Data in this exercise start
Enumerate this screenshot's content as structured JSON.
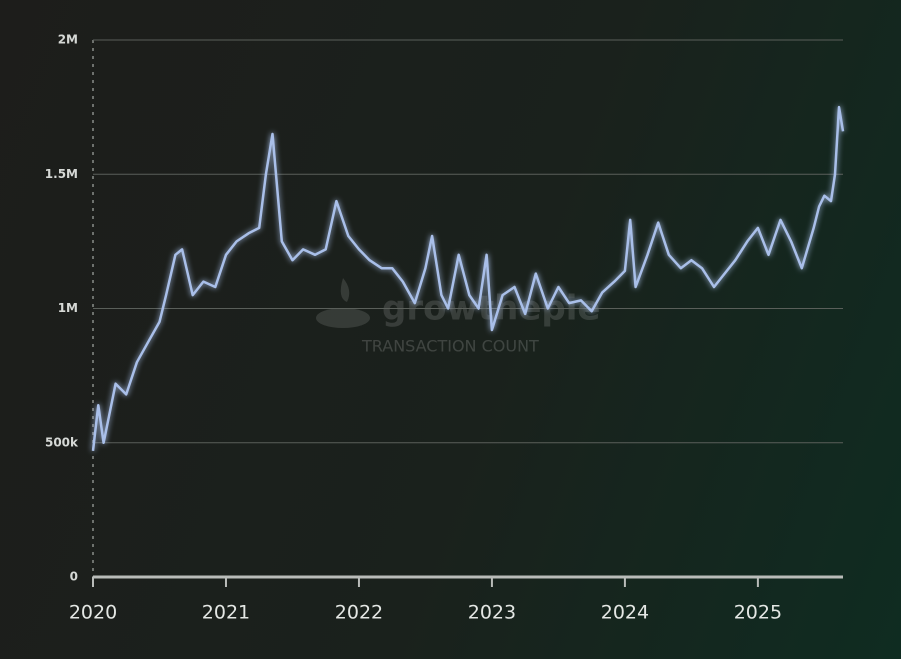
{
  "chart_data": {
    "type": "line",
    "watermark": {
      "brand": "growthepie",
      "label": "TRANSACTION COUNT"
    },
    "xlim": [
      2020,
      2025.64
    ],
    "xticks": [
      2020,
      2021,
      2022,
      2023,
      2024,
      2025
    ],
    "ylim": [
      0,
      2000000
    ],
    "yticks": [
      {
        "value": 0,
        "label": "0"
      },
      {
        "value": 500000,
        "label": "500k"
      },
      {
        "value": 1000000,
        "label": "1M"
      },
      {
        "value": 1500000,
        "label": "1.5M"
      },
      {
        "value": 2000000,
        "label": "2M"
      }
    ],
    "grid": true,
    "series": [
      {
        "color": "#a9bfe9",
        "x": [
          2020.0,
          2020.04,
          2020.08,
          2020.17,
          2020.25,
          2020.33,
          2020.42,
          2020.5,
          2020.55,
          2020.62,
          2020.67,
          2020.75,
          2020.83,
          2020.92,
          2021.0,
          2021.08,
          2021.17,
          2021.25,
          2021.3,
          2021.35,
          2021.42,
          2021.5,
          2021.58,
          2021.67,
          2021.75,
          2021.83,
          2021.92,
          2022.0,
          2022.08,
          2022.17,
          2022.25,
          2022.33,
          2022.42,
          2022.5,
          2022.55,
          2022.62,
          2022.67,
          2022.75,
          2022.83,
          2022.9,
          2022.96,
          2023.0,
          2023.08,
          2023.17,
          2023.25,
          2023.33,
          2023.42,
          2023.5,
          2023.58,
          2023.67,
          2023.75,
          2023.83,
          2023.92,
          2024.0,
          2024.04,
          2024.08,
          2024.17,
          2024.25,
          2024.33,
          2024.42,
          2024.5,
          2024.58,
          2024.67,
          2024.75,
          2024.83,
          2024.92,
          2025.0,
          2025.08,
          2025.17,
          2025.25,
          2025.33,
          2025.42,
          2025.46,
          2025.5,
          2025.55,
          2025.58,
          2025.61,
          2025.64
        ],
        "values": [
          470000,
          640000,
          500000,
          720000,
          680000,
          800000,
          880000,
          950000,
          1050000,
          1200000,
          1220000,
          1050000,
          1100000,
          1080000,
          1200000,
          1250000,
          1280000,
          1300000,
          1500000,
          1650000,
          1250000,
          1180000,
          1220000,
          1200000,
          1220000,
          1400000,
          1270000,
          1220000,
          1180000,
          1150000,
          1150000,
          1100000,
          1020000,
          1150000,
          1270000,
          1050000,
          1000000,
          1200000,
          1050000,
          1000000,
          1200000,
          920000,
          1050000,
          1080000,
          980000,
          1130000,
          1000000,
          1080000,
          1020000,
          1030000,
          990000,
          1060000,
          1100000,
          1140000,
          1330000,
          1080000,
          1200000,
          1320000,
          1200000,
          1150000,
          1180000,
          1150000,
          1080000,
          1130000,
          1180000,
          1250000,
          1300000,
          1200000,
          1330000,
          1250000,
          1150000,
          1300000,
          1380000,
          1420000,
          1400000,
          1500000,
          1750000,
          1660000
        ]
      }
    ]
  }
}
Data in this exercise end
--- Task prompt ---
Leave out the pictures and give the listing above again exactly.

--- Result of the task ---
Enumerate this screenshot's content as structured JSON.
{
  "chart_data": {
    "type": "line",
    "watermark": {
      "brand": "growthepie",
      "label": "TRANSACTION COUNT"
    },
    "xlim": [
      2020,
      2025.64
    ],
    "xticks": [
      2020,
      2021,
      2022,
      2023,
      2024,
      2025
    ],
    "ylim": [
      0,
      2000000
    ],
    "yticks": [
      {
        "value": 0,
        "label": "0"
      },
      {
        "value": 500000,
        "label": "500k"
      },
      {
        "value": 1000000,
        "label": "1M"
      },
      {
        "value": 1500000,
        "label": "1.5M"
      },
      {
        "value": 2000000,
        "label": "2M"
      }
    ],
    "grid": true,
    "series": [
      {
        "color": "#a9bfe9",
        "x": [
          2020.0,
          2020.04,
          2020.08,
          2020.17,
          2020.25,
          2020.33,
          2020.42,
          2020.5,
          2020.55,
          2020.62,
          2020.67,
          2020.75,
          2020.83,
          2020.92,
          2021.0,
          2021.08,
          2021.17,
          2021.25,
          2021.3,
          2021.35,
          2021.42,
          2021.5,
          2021.58,
          2021.67,
          2021.75,
          2021.83,
          2021.92,
          2022.0,
          2022.08,
          2022.17,
          2022.25,
          2022.33,
          2022.42,
          2022.5,
          2022.55,
          2022.62,
          2022.67,
          2022.75,
          2022.83,
          2022.9,
          2022.96,
          2023.0,
          2023.08,
          2023.17,
          2023.25,
          2023.33,
          2023.42,
          2023.5,
          2023.58,
          2023.67,
          2023.75,
          2023.83,
          2023.92,
          2024.0,
          2024.04,
          2024.08,
          2024.17,
          2024.25,
          2024.33,
          2024.42,
          2024.5,
          2024.58,
          2024.67,
          2024.75,
          2024.83,
          2024.92,
          2025.0,
          2025.08,
          2025.17,
          2025.25,
          2025.33,
          2025.42,
          2025.46,
          2025.5,
          2025.55,
          2025.58,
          2025.61,
          2025.64
        ],
        "values": [
          470000,
          640000,
          500000,
          720000,
          680000,
          800000,
          880000,
          950000,
          1050000,
          1200000,
          1220000,
          1050000,
          1100000,
          1080000,
          1200000,
          1250000,
          1280000,
          1300000,
          1500000,
          1650000,
          1250000,
          1180000,
          1220000,
          1200000,
          1220000,
          1400000,
          1270000,
          1220000,
          1180000,
          1150000,
          1150000,
          1100000,
          1020000,
          1150000,
          1270000,
          1050000,
          1000000,
          1200000,
          1050000,
          1000000,
          1200000,
          920000,
          1050000,
          1080000,
          980000,
          1130000,
          1000000,
          1080000,
          1020000,
          1030000,
          990000,
          1060000,
          1100000,
          1140000,
          1330000,
          1080000,
          1200000,
          1320000,
          1200000,
          1150000,
          1180000,
          1150000,
          1080000,
          1130000,
          1180000,
          1250000,
          1300000,
          1200000,
          1330000,
          1250000,
          1150000,
          1300000,
          1380000,
          1420000,
          1400000,
          1500000,
          1750000,
          1660000
        ]
      }
    ]
  }
}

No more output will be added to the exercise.